→ PROBLEM DETAILS:
Faithfully return all lines, omitting every embedded picture.

Start SUPPLIED MATERIAL

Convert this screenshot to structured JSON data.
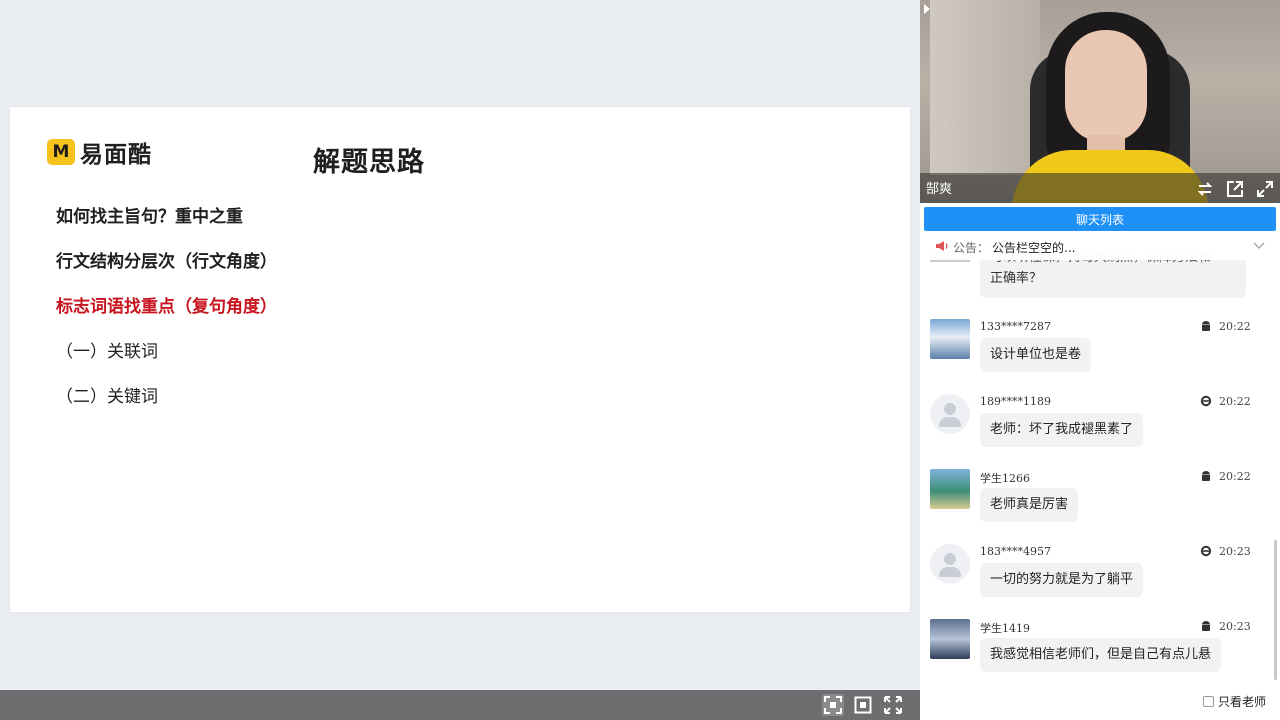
{
  "slide": {
    "logo_mark": "M",
    "logo_text": "易面酷",
    "title": "解题思路",
    "outline": [
      {
        "text": "如何找主旨句？重中之重",
        "style": "bold"
      },
      {
        "text": "行文结构分层次（行文角度）",
        "style": "bold"
      },
      {
        "text": "标志词语找重点（复句角度）",
        "style": "bold-red"
      },
      {
        "text": "（一）关联词",
        "style": "normal"
      },
      {
        "text": "（二）关键词",
        "style": "normal"
      }
    ]
  },
  "video": {
    "teacher_name": "郜爽"
  },
  "chat": {
    "tab_label": "聊天列表",
    "notice_label": "公告：",
    "notice_text": "公告栏空空的...",
    "partial_message": {
      "line1": "可以听懂课，持每大刷点，保障方法和",
      "line2": "正确率？"
    },
    "messages": [
      {
        "sender": "133****7287",
        "time": "20:22",
        "text": "设计单位也是卷",
        "platform": "android-icon",
        "avatar": "image"
      },
      {
        "sender": "189****1189",
        "time": "20:22",
        "text": "老师：坏了我成褪黑素了",
        "platform": "ie-icon",
        "avatar": "default"
      },
      {
        "sender": "学生1266",
        "time": "20:22",
        "text": "老师真是厉害",
        "platform": "android-icon",
        "avatar": "image"
      },
      {
        "sender": "183****4957",
        "time": "20:23",
        "text": "一切的努力就是为了躺平",
        "platform": "ie-icon",
        "avatar": "default"
      },
      {
        "sender": "学生1419",
        "time": "20:23",
        "text": "我感觉相信老师们，但是自己有点儿悬",
        "platform": "android-icon",
        "avatar": "image"
      }
    ],
    "teacher_only_label": "只看老师"
  },
  "toolbar": {
    "buttons": [
      "fit-screen-icon",
      "screenshot-icon",
      "fullscreen-icon"
    ]
  },
  "colors": {
    "accent_blue": "#1e90f6",
    "emphasis_red": "#c8141e",
    "logo_yellow": "#f6c21c"
  }
}
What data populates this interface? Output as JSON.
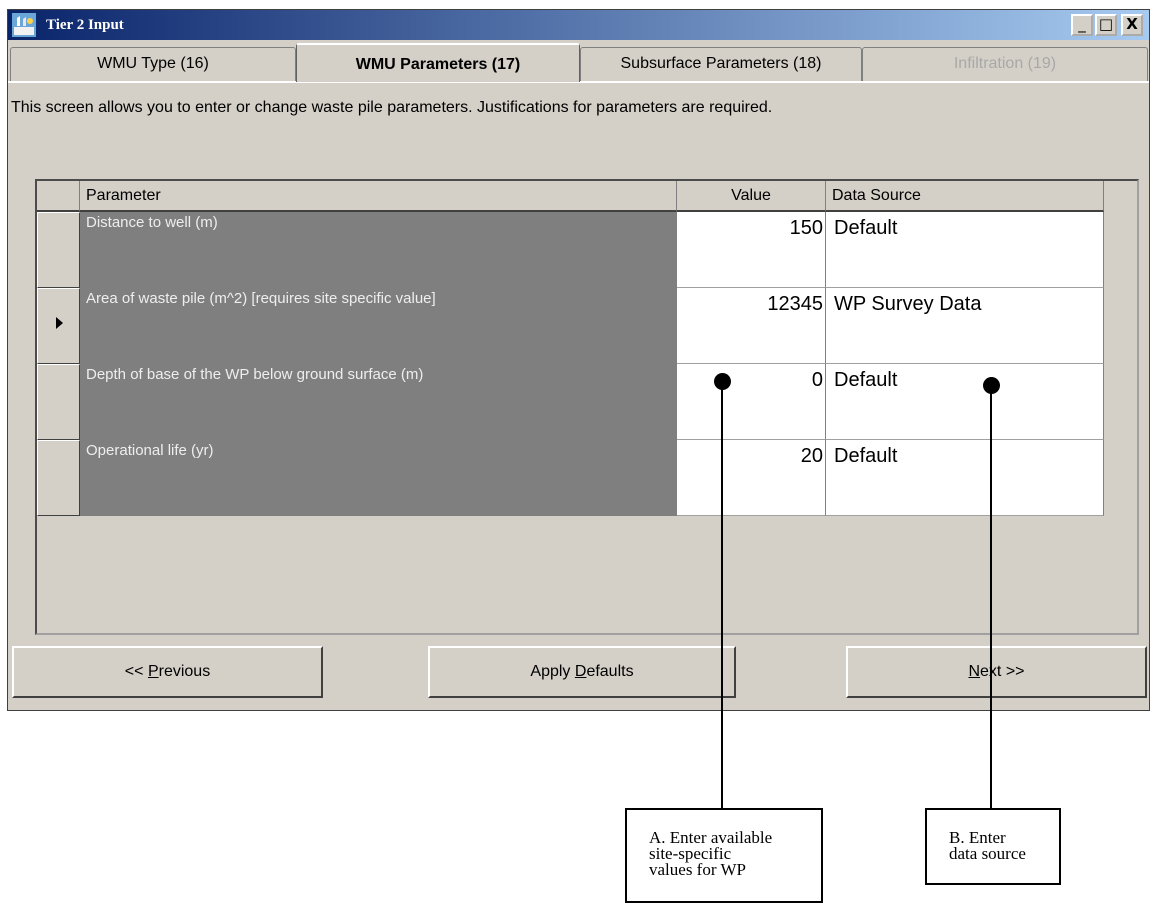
{
  "window": {
    "title": "Tier 2 Input",
    "controls": {
      "minimize": "_",
      "maximize": "□",
      "close": "X"
    }
  },
  "tabs": [
    {
      "label": "WMU Type (16)",
      "state": "normal"
    },
    {
      "label": "WMU Parameters (17)",
      "state": "active"
    },
    {
      "label": "Subsurface Parameters (18)",
      "state": "normal"
    },
    {
      "label": "Infiltration (19)",
      "state": "disabled"
    }
  ],
  "instructions": "This screen allows you to enter or change waste pile parameters.  Justifications for parameters are required.",
  "grid": {
    "headers": {
      "parameter": "Parameter",
      "value": "Value",
      "source": "Data Source"
    },
    "rows": [
      {
        "parameter": "Distance to well (m)",
        "value": "150",
        "source": "Default"
      },
      {
        "parameter": "Area of waste pile (m^2) [requires site specific value]",
        "value": "12345",
        "source": "WP Survey Data"
      },
      {
        "parameter": "Depth of base of the WP below ground surface (m)",
        "value": "0",
        "source": "Default"
      },
      {
        "parameter": "Operational life (yr)",
        "value": "20",
        "source": "Default"
      }
    ],
    "selected_row_index": 1
  },
  "buttons": {
    "previous": {
      "prefix": "<< ",
      "mnemonic": "P",
      "rest": "revious"
    },
    "apply_defaults": {
      "prefix": "Apply ",
      "mnemonic": "D",
      "rest": "efaults"
    },
    "next": {
      "prefix": "",
      "mnemonic": "N",
      "rest": "ext >>"
    }
  },
  "annotations": {
    "a": {
      "line1": "A. Enter available",
      "line2": "site-specific",
      "line3": "values for WP"
    },
    "b": {
      "line1": "B. Enter",
      "line2": "data source"
    }
  },
  "colors": {
    "titlebar_start": "#0a246a",
    "titlebar_end": "#a6caf0",
    "dialog_face": "#d4d0c8",
    "parameter_cell_bg": "#7f7f7f"
  }
}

End SUPPLIED MATERIAL

→ TASK RESULT:
Convert this screenshot to structured JSON data.
{
  "slide": {
    "logo_mark": "M",
    "logo_text": "易面酷",
    "title": "解题思路",
    "outline": [
      {
        "text": "如何找主旨句？重中之重",
        "style": "bold"
      },
      {
        "text": "行文结构分层次（行文角度）",
        "style": "bold"
      },
      {
        "text": "标志词语找重点（复句角度）",
        "style": "bold-red"
      },
      {
        "text": "（一）关联词",
        "style": "normal"
      },
      {
        "text": "（二）关键词",
        "style": "normal"
      }
    ]
  },
  "video": {
    "teacher_name": "郜爽"
  },
  "chat": {
    "tab_label": "聊天列表",
    "notice_label": "公告：",
    "notice_text": "公告栏空空的...",
    "partial_message": {
      "line1": "可以听懂课，持每大刷点，保障方法和",
      "line2": "正确率？"
    },
    "messages": [
      {
        "sender": "133****7287",
        "time": "20:22",
        "text": "设计单位也是卷",
        "platform": "android-icon",
        "avatar": "image"
      },
      {
        "sender": "189****1189",
        "time": "20:22",
        "text": "老师：坏了我成褪黑素了",
        "platform": "ie-icon",
        "avatar": "default"
      },
      {
        "sender": "学生1266",
        "time": "20:22",
        "text": "老师真是厉害",
        "platform": "android-icon",
        "avatar": "image"
      },
      {
        "sender": "183****4957",
        "time": "20:23",
        "text": "一切的努力就是为了躺平",
        "platform": "ie-icon",
        "avatar": "default"
      },
      {
        "sender": "学生1419",
        "time": "20:23",
        "text": "我感觉相信老师们，但是自己有点儿悬",
        "platform": "android-icon",
        "avatar": "image"
      }
    ],
    "teacher_only_label": "只看老师"
  },
  "toolbar": {
    "buttons": [
      "fit-screen-icon",
      "screenshot-icon",
      "fullscreen-icon"
    ]
  },
  "colors": {
    "accent_blue": "#1e90f6",
    "emphasis_red": "#c8141e",
    "logo_yellow": "#f6c21c"
  }
}
What data populates this interface? Output as JSON.
{
  "window": {
    "title": "Tier 2 Input",
    "controls": {
      "minimize": "_",
      "maximize": "□",
      "close": "X"
    }
  },
  "tabs": [
    {
      "label": "WMU Type (16)",
      "state": "normal"
    },
    {
      "label": "WMU Parameters (17)",
      "state": "active"
    },
    {
      "label": "Subsurface Parameters (18)",
      "state": "normal"
    },
    {
      "label": "Infiltration (19)",
      "state": "disabled"
    }
  ],
  "instructions": "This screen allows you to enter or change waste pile parameters.  Justifications for parameters are required.",
  "grid": {
    "headers": {
      "parameter": "Parameter",
      "value": "Value",
      "source": "Data Source"
    },
    "rows": [
      {
        "parameter": "Distance to well (m)",
        "value": "150",
        "source": "Default"
      },
      {
        "parameter": "Area of waste pile (m^2) [requires site specific value]",
        "value": "12345",
        "source": "WP Survey Data"
      },
      {
        "parameter": "Depth of base of the WP below ground surface (m)",
        "value": "0",
        "source": "Default"
      },
      {
        "parameter": "Operational life (yr)",
        "value": "20",
        "source": "Default"
      }
    ],
    "selected_row_index": 1
  },
  "buttons": {
    "previous": {
      "prefix": "<< ",
      "mnemonic": "P",
      "rest": "revious"
    },
    "apply_defaults": {
      "prefix": "Apply ",
      "mnemonic": "D",
      "rest": "efaults"
    },
    "next": {
      "prefix": "",
      "mnemonic": "N",
      "rest": "ext >>"
    }
  },
  "annotations": {
    "a": {
      "line1": "A. Enter available",
      "line2": "site-specific",
      "line3": "values for WP"
    },
    "b": {
      "line1": "B. Enter",
      "line2": "data source"
    }
  },
  "colors": {
    "titlebar_start": "#0a246a",
    "titlebar_end": "#a6caf0",
    "dialog_face": "#d4d0c8",
    "parameter_cell_bg": "#7f7f7f"
  }
}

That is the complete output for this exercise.